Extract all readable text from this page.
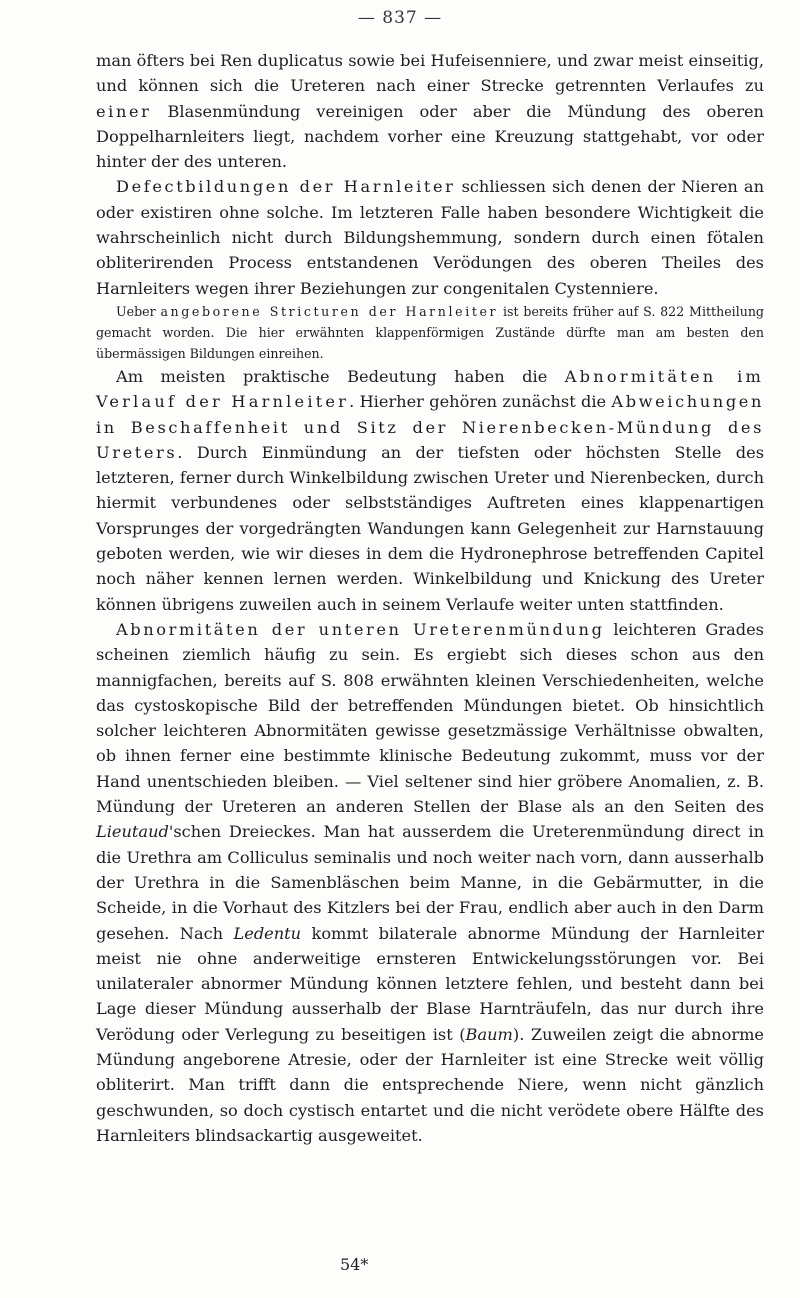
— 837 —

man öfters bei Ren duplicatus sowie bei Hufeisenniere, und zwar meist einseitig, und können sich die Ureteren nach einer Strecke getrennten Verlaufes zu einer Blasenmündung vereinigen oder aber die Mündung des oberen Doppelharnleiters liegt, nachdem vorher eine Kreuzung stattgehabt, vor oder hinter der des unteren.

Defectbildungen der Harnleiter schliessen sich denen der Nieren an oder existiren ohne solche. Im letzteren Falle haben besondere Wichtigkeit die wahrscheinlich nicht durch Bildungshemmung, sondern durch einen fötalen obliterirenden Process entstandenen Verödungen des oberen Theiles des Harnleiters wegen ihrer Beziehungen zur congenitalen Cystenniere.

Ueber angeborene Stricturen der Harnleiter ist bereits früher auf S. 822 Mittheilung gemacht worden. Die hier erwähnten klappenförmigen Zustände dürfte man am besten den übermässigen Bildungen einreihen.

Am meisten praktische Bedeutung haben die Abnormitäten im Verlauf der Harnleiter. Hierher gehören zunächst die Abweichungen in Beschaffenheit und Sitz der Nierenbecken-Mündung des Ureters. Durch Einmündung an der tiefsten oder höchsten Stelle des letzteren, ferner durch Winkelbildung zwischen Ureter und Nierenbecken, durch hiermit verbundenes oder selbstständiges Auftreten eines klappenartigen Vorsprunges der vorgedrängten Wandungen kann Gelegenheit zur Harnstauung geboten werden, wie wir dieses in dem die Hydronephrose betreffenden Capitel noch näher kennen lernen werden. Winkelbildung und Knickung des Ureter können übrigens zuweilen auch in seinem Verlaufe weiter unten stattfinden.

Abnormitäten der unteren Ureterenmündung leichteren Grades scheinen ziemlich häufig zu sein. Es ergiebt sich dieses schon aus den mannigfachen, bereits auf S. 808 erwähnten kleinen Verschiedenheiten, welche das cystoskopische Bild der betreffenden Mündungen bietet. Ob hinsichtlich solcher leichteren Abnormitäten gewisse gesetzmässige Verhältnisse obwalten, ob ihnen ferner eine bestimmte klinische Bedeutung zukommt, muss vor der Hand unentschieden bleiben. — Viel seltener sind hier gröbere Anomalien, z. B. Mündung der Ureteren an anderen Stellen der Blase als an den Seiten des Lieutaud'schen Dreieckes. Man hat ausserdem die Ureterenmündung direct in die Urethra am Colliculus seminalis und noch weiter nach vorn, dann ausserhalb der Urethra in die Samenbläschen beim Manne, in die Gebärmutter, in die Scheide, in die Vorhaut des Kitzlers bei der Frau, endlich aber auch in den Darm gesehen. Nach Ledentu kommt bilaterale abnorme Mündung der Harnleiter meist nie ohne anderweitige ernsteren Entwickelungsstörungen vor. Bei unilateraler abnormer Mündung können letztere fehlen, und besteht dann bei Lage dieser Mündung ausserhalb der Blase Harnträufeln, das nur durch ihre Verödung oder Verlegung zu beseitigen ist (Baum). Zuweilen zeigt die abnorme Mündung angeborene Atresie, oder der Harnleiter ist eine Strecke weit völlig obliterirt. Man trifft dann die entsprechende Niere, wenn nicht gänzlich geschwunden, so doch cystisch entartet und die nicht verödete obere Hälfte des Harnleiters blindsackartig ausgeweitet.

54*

════════════════

WORK REQUIRED: Make an exact copy of the data, leaving its pictures out.

TASK OUTPUT:
Extract all readable text from this page.
— 837 —

man öfters bei Ren duplicatus sowie bei Hufeisenniere, und zwar meist einseitig, und können sich die Ureteren nach einer Strecke getrennten Verlaufes zu einer Blasenmündung vereinigen oder aber die Mündung des oberen Doppelharnleiters liegt, nachdem vorher eine Kreuzung stattgehabt, vor oder hinter der des unteren.

Defectbildungen der Harnleiter schliessen sich denen der Nieren an oder existiren ohne solche. Im letzteren Falle haben besondere Wichtigkeit die wahrscheinlich nicht durch Bildungshemmung, sondern durch einen fötalen obliterirenden Process entstandenen Verödungen des oberen Theiles des Harnleiters wegen ihrer Beziehungen zur congenitalen Cystenniere.

Ueber angeborene Stricturen der Harnleiter ist bereits früher auf S. 822 Mittheilung gemacht worden. Die hier erwähnten klappenförmigen Zustände dürfte man am besten den übermässigen Bildungen einreihen.

Am meisten praktische Bedeutung haben die Abnormitäten im Verlauf der Harnleiter. Hierher gehören zunächst die Abweichungen in Beschaffenheit und Sitz der Nierenbecken-Mündung des Ureters. Durch Einmündung an der tiefsten oder höchsten Stelle des letzteren, ferner durch Winkelbildung zwischen Ureter und Nierenbecken, durch hiermit verbundenes oder selbstständiges Auftreten eines klappenartigen Vorsprunges der vorgedrängten Wandungen kann Gelegenheit zur Harnstauung geboten werden, wie wir dieses in dem die Hydronephrose betreffenden Capitel noch näher kennen lernen werden. Winkelbildung und Knickung des Ureter können übrigens zuweilen auch in seinem Verlaufe weiter unten stattfinden.

Abnormitäten der unteren Ureterenmündung leichteren Grades scheinen ziemlich häufig zu sein. Es ergiebt sich dieses schon aus den mannigfachen, bereits auf S. 808 erwähnten kleinen Verschiedenheiten, welche das cystoskopische Bild der betreffenden Mündungen bietet. Ob hinsichtlich solcher leichteren Abnormitäten gewisse gesetzmässige Verhältnisse obwalten, ob ihnen ferner eine bestimmte klinische Bedeutung zukommt, muss vor der Hand unentschieden bleiben. — Viel seltener sind hier gröbere Anomalien, z. B. Mündung der Ureteren an anderen Stellen der Blase als an den Seiten des Lieutaud'schen Dreieckes. Man hat ausserdem die Ureterenmündung direct in die Urethra am Colliculus seminalis und noch weiter nach vorn, dann ausserhalb der Urethra in die Samenbläschen beim Manne, in die Gebärmutter, in die Scheide, in die Vorhaut des Kitzlers bei der Frau, endlich aber auch in den Darm gesehen. Nach Ledentu kommt bilaterale abnorme Mündung der Harnleiter meist nie ohne anderweitige ernsteren Entwickelungsstörungen vor. Bei unilateraler abnormer Mündung können letztere fehlen, und besteht dann bei Lage dieser Mündung ausserhalb der Blase Harnträufeln, das nur durch ihre Verödung oder Verlegung zu beseitigen ist (Baum). Zuweilen zeigt die abnorme Mündung angeborene Atresie, oder der Harnleiter ist eine Strecke weit völlig obliterirt. Man trifft dann die entsprechende Niere, wenn nicht gänzlich geschwunden, so doch cystisch entartet und die nicht verödete obere Hälfte des Harnleiters blindsackartig ausgeweitet.

54*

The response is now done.